## What is being asked
Go over the entries below line by line, copying each one that contains the word "training".

___

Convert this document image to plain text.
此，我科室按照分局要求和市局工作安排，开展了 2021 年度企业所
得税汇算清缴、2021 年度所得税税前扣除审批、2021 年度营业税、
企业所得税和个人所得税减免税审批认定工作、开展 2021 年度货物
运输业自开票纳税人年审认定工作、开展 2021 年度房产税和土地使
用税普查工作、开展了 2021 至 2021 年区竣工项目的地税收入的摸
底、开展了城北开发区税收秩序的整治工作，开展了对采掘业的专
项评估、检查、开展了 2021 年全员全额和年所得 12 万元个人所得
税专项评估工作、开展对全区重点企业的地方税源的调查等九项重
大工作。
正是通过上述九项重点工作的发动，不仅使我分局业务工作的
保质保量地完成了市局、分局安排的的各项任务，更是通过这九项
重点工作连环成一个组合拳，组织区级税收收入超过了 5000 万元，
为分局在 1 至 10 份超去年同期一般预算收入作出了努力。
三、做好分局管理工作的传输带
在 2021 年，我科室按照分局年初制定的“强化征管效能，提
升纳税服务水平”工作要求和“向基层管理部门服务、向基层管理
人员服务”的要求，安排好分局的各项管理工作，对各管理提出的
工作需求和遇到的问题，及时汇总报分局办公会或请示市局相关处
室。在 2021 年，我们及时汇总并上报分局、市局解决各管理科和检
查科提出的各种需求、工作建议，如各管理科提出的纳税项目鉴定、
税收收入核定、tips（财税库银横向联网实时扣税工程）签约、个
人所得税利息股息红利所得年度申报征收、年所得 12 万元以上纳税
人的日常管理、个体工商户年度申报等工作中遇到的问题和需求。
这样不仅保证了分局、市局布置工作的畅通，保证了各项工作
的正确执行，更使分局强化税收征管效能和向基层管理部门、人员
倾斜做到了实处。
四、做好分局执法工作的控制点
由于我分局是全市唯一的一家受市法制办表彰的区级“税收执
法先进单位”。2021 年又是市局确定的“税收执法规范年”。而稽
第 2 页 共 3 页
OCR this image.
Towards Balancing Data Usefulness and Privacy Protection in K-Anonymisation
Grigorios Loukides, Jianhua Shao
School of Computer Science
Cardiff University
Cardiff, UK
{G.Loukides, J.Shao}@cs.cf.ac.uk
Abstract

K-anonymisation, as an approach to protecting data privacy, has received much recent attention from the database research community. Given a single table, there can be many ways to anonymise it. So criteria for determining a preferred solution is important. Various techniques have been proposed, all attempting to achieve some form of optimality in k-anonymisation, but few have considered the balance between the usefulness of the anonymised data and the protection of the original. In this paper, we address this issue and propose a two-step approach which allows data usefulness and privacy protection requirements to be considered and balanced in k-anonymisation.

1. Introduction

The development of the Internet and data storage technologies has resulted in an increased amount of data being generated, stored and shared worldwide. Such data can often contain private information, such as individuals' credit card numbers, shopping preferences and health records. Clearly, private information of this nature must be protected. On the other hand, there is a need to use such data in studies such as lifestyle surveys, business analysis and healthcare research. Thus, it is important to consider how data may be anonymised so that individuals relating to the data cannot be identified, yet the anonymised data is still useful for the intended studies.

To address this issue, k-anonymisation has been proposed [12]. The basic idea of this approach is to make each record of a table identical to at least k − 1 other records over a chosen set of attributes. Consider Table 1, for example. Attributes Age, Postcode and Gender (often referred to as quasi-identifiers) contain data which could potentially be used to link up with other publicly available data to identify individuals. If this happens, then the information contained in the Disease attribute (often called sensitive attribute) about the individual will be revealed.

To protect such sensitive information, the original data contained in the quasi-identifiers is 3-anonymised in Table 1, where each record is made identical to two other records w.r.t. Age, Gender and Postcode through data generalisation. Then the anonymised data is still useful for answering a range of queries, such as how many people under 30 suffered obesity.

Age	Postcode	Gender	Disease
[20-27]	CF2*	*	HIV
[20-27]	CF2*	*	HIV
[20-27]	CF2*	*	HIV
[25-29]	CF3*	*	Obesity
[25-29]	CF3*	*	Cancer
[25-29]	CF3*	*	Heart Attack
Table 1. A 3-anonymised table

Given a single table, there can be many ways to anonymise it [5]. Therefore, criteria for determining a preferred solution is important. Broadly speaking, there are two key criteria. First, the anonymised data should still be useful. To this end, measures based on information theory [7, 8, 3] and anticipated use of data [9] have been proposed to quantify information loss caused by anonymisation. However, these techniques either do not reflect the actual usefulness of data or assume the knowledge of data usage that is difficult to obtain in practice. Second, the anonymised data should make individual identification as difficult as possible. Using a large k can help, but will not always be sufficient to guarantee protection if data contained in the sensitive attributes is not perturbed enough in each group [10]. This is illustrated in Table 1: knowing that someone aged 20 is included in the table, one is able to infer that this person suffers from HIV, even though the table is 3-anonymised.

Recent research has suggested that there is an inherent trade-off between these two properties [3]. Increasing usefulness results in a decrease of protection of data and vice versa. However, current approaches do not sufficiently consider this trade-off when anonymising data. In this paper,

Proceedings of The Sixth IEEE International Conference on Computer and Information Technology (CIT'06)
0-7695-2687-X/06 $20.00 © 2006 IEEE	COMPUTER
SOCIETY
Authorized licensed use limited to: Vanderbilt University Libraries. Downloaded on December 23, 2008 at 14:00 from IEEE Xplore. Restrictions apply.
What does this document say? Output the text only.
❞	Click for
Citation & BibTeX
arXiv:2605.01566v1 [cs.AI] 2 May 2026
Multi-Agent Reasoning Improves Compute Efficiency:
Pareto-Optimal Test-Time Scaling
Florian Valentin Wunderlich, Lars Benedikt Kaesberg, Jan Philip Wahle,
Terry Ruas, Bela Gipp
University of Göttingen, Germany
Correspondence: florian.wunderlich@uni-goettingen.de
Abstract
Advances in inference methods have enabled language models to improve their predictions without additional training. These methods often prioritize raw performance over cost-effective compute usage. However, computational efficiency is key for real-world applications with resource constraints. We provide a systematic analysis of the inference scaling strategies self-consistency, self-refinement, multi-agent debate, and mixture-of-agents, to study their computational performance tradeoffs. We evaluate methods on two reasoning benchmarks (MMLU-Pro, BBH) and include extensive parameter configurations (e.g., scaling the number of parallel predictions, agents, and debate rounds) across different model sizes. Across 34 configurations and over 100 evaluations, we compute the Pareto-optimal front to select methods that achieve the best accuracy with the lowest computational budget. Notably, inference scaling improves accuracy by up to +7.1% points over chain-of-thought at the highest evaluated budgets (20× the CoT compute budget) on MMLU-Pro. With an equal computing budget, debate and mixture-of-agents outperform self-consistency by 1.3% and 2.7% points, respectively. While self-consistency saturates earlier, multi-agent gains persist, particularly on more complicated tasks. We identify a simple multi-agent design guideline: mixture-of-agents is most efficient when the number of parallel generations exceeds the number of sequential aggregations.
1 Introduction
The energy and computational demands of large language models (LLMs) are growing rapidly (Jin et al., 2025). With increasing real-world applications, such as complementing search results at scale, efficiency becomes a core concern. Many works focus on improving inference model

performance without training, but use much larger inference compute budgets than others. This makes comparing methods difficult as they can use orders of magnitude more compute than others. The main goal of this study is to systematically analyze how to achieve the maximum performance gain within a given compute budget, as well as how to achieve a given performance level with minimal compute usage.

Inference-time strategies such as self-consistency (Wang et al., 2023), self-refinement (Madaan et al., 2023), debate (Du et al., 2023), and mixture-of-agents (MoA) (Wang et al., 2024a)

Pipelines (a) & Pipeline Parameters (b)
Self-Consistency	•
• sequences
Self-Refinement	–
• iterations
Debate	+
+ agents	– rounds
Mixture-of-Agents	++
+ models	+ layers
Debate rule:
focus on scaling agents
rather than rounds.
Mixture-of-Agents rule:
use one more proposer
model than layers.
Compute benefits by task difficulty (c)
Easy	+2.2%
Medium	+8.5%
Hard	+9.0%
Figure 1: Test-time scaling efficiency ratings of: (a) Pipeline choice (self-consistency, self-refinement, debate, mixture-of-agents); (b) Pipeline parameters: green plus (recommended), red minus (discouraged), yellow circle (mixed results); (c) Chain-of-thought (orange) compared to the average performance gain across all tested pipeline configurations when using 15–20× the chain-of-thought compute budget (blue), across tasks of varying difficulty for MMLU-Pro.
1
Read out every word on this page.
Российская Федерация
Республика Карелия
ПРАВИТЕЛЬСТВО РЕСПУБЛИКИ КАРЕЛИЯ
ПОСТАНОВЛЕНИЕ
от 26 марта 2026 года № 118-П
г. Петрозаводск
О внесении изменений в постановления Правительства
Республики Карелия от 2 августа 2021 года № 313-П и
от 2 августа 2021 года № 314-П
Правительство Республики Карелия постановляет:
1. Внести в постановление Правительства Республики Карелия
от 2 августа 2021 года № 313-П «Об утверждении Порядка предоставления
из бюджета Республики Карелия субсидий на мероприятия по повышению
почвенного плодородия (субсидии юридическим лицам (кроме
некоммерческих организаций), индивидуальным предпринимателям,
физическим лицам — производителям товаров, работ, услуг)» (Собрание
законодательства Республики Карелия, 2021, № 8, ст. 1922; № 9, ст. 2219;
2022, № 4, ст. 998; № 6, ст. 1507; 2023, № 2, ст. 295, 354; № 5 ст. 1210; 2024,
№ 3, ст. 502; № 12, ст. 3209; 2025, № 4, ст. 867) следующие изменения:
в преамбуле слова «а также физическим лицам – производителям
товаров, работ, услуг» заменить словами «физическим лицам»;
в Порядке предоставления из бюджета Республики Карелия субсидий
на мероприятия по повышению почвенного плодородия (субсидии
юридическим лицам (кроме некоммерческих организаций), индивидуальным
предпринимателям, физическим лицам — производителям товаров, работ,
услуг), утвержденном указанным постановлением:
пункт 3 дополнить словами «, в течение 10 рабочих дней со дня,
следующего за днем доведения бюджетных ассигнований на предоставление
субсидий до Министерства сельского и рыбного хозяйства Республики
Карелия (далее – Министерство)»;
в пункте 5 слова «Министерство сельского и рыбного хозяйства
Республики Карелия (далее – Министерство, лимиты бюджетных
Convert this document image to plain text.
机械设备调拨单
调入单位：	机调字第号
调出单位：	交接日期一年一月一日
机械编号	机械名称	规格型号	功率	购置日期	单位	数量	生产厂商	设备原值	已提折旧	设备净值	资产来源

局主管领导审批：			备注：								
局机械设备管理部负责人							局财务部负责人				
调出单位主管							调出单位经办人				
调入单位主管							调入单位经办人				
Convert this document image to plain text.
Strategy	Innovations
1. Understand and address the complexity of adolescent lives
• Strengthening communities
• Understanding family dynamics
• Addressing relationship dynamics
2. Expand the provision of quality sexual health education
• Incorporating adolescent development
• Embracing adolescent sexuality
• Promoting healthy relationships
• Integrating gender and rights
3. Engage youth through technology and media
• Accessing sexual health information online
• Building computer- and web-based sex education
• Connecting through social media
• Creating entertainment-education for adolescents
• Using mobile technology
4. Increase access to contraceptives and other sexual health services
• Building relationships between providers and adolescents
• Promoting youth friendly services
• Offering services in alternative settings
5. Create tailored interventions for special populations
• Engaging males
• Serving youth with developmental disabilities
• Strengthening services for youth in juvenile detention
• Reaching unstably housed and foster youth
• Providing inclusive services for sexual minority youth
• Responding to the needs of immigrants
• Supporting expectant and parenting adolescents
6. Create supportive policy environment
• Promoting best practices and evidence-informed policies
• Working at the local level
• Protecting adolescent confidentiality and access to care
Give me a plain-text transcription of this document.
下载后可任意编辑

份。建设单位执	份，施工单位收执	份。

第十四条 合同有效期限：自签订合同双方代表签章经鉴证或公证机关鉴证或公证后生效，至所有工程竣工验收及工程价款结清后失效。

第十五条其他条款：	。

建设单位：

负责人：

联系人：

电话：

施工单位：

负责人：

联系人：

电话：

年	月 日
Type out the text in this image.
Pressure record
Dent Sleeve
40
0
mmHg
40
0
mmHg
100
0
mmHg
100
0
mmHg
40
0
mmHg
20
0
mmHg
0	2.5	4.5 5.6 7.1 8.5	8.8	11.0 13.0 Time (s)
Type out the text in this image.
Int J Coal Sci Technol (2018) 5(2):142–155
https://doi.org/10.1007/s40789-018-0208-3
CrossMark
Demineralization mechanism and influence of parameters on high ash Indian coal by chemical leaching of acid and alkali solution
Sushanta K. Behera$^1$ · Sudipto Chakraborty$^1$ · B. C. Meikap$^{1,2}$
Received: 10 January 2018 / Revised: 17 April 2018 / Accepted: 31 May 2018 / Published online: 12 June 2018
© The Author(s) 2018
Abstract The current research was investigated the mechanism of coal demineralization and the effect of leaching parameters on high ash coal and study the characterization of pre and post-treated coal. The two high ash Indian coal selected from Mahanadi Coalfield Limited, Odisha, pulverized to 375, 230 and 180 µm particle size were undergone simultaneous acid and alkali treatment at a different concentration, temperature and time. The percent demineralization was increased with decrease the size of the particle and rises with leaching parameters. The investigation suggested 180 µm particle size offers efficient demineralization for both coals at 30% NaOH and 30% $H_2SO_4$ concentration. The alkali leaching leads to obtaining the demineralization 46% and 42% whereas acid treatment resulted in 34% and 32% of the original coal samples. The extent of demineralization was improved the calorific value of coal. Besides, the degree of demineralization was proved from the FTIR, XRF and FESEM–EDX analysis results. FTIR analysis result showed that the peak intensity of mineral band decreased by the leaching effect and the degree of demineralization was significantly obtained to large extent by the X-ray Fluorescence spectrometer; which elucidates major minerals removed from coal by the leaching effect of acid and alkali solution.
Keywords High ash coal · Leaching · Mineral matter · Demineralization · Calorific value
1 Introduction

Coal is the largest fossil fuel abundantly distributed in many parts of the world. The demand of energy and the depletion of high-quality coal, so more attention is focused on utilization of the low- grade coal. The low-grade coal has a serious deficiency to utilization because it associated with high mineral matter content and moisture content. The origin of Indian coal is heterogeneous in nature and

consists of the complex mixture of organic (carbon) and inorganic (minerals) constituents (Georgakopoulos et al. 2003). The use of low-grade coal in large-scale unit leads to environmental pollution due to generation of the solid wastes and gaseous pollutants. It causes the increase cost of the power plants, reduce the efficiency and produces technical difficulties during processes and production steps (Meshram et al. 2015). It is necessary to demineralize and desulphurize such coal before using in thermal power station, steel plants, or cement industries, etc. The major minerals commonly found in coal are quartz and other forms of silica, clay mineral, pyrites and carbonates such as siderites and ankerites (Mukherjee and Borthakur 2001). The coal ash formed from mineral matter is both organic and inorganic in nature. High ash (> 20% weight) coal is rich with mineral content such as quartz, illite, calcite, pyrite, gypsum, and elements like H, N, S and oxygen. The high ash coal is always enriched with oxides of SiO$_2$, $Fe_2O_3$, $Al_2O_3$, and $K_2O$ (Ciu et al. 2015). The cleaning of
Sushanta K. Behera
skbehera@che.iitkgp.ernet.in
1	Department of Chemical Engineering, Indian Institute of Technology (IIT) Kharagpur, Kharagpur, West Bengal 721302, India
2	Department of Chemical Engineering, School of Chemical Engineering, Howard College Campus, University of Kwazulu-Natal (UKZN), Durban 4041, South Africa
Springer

___

## Result of the exercise
Advances in inference methods have enabled language models to improve their predictions without additional training. These methods often prioritize raw performance over cost-effective compute usage. However, computational efficiency is key for real-world applications with resource constraints. We provide a systematic analysis of the inference scaling strategies self-consistency, self-refinement, multi-agent debate, and mixture-of-agents, to study their computational performance tradeoffs. We evaluate methods on two reasoning benchmarks (MMLU-Pro, BBH) and include extensive parameter configurations (e.g., scaling the number of parallel predictions, agents, and debate rounds) across different model sizes. Across 34 configurations and over 100 evaluations, we compute the Pareto-optimal front to select methods that achieve the best accuracy with the lowest computational budget. Notably, inference scaling improves accuracy by up to +7.1% points over chain-of-thought at the highest evaluated budgets (20× the CoT compute budget) on MMLU-Pro. With an equal computing budget, debate and mixture-of-agents outperform self-consistency by 1.3% and 2.7% points, respectively. While self-consistency saturates earlier, multi-agent gains persist, particularly on more complicated tasks. We identify a simple multi-agent design guideline: mixture-of-agents is most efficient when the number of parallel generations exceeds the number of sequential aggregations.
performance without training, but use much larger inference compute budgets than others. This makes comparing methods difficult as they can use orders of magnitude more compute than others. The main goal of this study is to systematically analyze how to achieve the maximum performance gain within a given compute budget, as well as how to achieve a given performance level with minimal compute usage.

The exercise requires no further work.